[Stated exercise]: Find every line in the items below that contains the string "headline", and copy each one out.

Dataset records
☆ ☆ ☆ ☆

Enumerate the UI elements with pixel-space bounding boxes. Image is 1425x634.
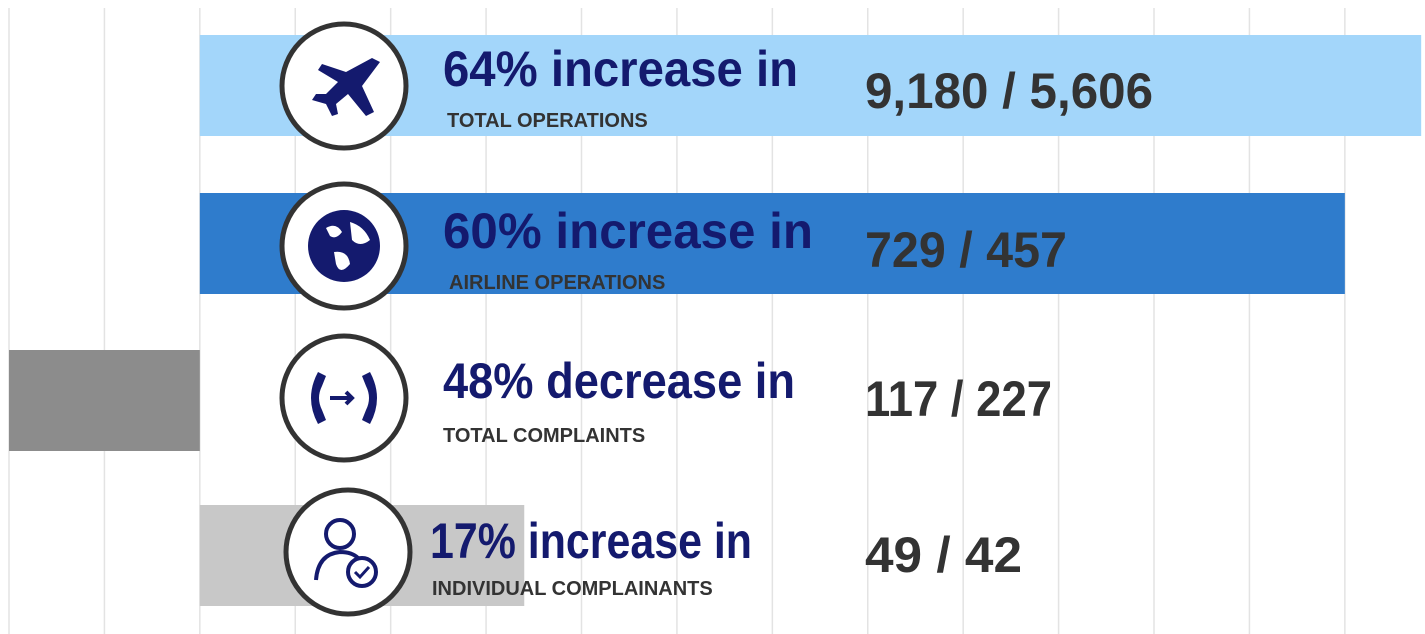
category-label: INDIVIDUAL COMPLAINANTS bbox=[432, 578, 713, 600]
figure: 117 / 227 bbox=[865, 371, 1052, 427]
headline: 48% decrease in bbox=[443, 353, 795, 409]
figure: 9,180 / 5,606 bbox=[865, 63, 1153, 119]
person-icon bbox=[283, 487, 413, 617]
category-label: TOTAL COMPLAINTS bbox=[443, 425, 645, 447]
headline: 64% increase in bbox=[443, 41, 798, 97]
category-label: AIRLINE OPERATIONS bbox=[449, 272, 665, 294]
figure: 729 / 457 bbox=[865, 222, 1067, 278]
headline: 60% increase in bbox=[443, 203, 813, 259]
icons bbox=[279, 21, 413, 617]
phone-icon bbox=[279, 333, 409, 463]
category-label: TOTAL OPERATIONS bbox=[447, 110, 648, 132]
plane-icon bbox=[279, 21, 409, 151]
figure: 49 / 42 bbox=[865, 527, 1022, 583]
headline: 17% increase in bbox=[430, 513, 752, 569]
labels: 64% increase in TOTAL OPERATIONS 9,180 / 5… bbox=[430, 41, 1153, 600]
bar bbox=[9, 350, 200, 451]
globe-icon bbox=[279, 181, 409, 311]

☆ ☆ ☆ ☆

[Response for this exercise]:
headline: 48% decrease in bbox=[443, 353, 795, 409]
headline: 64% increase in bbox=[443, 41, 798, 97]
headline: 60% increase in bbox=[443, 203, 813, 259]
headline: 17% increase in bbox=[430, 513, 752, 569]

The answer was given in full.